* **The request**: Copy out all of the data below exactly, leaving out the pictures.

* **Record list**:
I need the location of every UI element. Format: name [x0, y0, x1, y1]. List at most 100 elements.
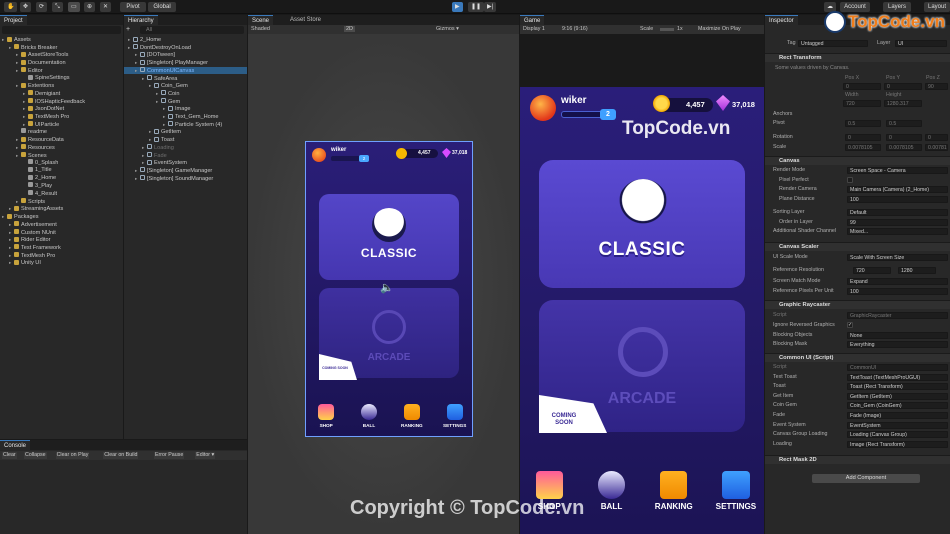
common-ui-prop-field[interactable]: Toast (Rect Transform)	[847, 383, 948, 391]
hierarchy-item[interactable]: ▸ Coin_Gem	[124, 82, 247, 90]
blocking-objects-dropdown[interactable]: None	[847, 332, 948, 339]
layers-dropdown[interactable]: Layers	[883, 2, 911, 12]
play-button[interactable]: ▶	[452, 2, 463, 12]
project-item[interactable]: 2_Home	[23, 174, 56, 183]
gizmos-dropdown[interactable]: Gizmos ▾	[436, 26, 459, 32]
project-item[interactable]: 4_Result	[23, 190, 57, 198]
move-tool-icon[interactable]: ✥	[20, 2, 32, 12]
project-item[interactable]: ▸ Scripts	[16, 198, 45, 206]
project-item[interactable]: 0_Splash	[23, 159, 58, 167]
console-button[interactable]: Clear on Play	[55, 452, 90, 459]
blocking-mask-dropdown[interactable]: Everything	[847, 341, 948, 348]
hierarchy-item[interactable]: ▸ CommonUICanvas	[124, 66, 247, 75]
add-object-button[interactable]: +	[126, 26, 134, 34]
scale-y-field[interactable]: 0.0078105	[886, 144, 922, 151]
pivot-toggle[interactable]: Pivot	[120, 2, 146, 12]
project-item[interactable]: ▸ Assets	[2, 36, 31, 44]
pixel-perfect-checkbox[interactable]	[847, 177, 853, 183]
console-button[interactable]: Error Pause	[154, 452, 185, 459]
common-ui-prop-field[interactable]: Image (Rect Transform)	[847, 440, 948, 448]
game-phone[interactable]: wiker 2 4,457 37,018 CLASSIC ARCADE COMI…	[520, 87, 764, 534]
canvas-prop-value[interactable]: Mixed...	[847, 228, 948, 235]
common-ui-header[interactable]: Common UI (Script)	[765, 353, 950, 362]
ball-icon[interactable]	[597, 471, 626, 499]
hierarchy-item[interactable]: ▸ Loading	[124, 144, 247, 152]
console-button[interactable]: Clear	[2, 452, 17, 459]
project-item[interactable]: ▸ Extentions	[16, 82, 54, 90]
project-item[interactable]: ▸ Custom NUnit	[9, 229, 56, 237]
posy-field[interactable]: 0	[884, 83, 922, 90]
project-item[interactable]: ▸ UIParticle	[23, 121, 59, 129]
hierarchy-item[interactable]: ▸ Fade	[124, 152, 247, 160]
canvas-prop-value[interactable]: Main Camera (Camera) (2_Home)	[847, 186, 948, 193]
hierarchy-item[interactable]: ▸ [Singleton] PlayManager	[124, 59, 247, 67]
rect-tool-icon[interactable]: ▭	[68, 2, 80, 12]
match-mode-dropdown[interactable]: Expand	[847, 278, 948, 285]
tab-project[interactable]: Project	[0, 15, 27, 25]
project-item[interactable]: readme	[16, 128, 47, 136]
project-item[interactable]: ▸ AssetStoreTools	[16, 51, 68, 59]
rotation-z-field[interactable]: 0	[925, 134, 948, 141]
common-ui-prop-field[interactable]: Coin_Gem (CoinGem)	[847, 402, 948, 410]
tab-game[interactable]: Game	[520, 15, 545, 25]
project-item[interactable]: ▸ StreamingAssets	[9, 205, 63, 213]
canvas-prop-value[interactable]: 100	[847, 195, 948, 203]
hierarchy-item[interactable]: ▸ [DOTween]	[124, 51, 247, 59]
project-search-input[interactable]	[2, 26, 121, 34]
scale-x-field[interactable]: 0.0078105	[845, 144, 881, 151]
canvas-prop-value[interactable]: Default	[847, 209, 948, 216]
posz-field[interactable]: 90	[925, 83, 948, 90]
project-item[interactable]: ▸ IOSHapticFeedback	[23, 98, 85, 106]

* **The completed task**:
I need the location of every UI element. Format: name [x0, y0, x1, y1]. List at most 100 elements.
common-ui-prop-field[interactable]: Toast (Rect Transform)	[847, 383, 948, 391]
hierarchy-item[interactable]: ▸ Coin_Gem	[124, 82, 247, 90]
blocking-objects-dropdown[interactable]: None	[847, 332, 948, 339]
layers-dropdown[interactable]: Layers	[883, 2, 911, 12]
play-button[interactable]: ▶	[452, 2, 463, 12]
project-item[interactable]: 2_Home	[23, 174, 56, 183]
gizmos-dropdown[interactable]: Gizmos ▾	[436, 26, 459, 32]
project-item[interactable]: 4_Result	[23, 190, 57, 198]
move-tool-icon[interactable]: ✥	[20, 2, 32, 12]
project-item[interactable]: ▸ Scripts	[16, 198, 45, 206]
project-item[interactable]: 0_Splash	[23, 159, 58, 167]
console-button[interactable]: Clear on Play	[55, 452, 90, 459]
blocking-mask-dropdown[interactable]: Everything	[847, 341, 948, 348]
hierarchy-item[interactable]: ▸ CommonUICanvas	[124, 66, 247, 75]
add-object-button[interactable]: +	[126, 26, 134, 34]
scale-y-field[interactable]: 0.0078105	[886, 144, 922, 151]
pivot-toggle[interactable]: Pivot	[120, 2, 146, 12]
project-item[interactable]: ▸ Assets	[2, 36, 31, 44]
pixel-perfect-checkbox[interactable]	[847, 177, 853, 183]
console-button[interactable]: Error Pause	[154, 452, 185, 459]
common-ui-prop-field[interactable]: Image (Rect Transform)	[847, 440, 948, 448]
game-phone[interactable]: wiker 2 4,457 37,018 CLASSIC ARCADE COMI…	[520, 87, 764, 534]
canvas-prop-value[interactable]: Mixed...	[847, 228, 948, 235]
common-ui-header[interactable]: Common UI (Script)	[765, 353, 950, 362]
ball-icon[interactable]	[597, 471, 626, 499]
hierarchy-item[interactable]: ▸ Loading	[124, 144, 247, 152]
console-button[interactable]: Clear	[2, 452, 17, 459]
project-item[interactable]: ▸ Extentions	[16, 82, 54, 90]
project-item[interactable]: ▸ Custom NUnit	[9, 229, 56, 237]
posy-field[interactable]: 0	[884, 83, 922, 90]
project-item[interactable]: ▸ UIParticle	[23, 121, 59, 129]
hierarchy-item[interactable]: ▸ Fade	[124, 152, 247, 160]
canvas-prop-value[interactable]: Main Camera (Camera) (2_Home)	[847, 186, 948, 193]
hierarchy-item[interactable]: ▸ [Singleton] PlayManager	[124, 59, 247, 67]
rect-tool-icon[interactable]: ▭	[68, 2, 80, 12]
match-mode-dropdown[interactable]: Expand	[847, 278, 948, 285]
tab-project[interactable]: Project	[0, 15, 27, 25]
project-item[interactable]: readme	[16, 128, 47, 136]
project-item[interactable]: ▸ AssetStoreTools	[16, 51, 68, 59]
rotation-z-field[interactable]: 0	[925, 134, 948, 141]
common-ui-prop-field[interactable]: Coin_Gem (CoinGem)	[847, 402, 948, 410]
tab-game[interactable]: Game	[520, 15, 545, 25]
project-item[interactable]: ▸ StreamingAssets	[9, 205, 63, 213]
canvas-prop-value[interactable]: 100	[847, 195, 948, 203]
hierarchy-item[interactable]: ▸ [DOTween]	[124, 51, 247, 59]
project-search-input[interactable]	[2, 26, 121, 34]
scale-x-field[interactable]: 0.0078105	[845, 144, 881, 151]
canvas-prop-value[interactable]: Default	[847, 209, 948, 216]
posz-field[interactable]: 90	[925, 83, 948, 90]
project-item[interactable]: ▸ IOSHapticFeedback	[23, 98, 85, 106]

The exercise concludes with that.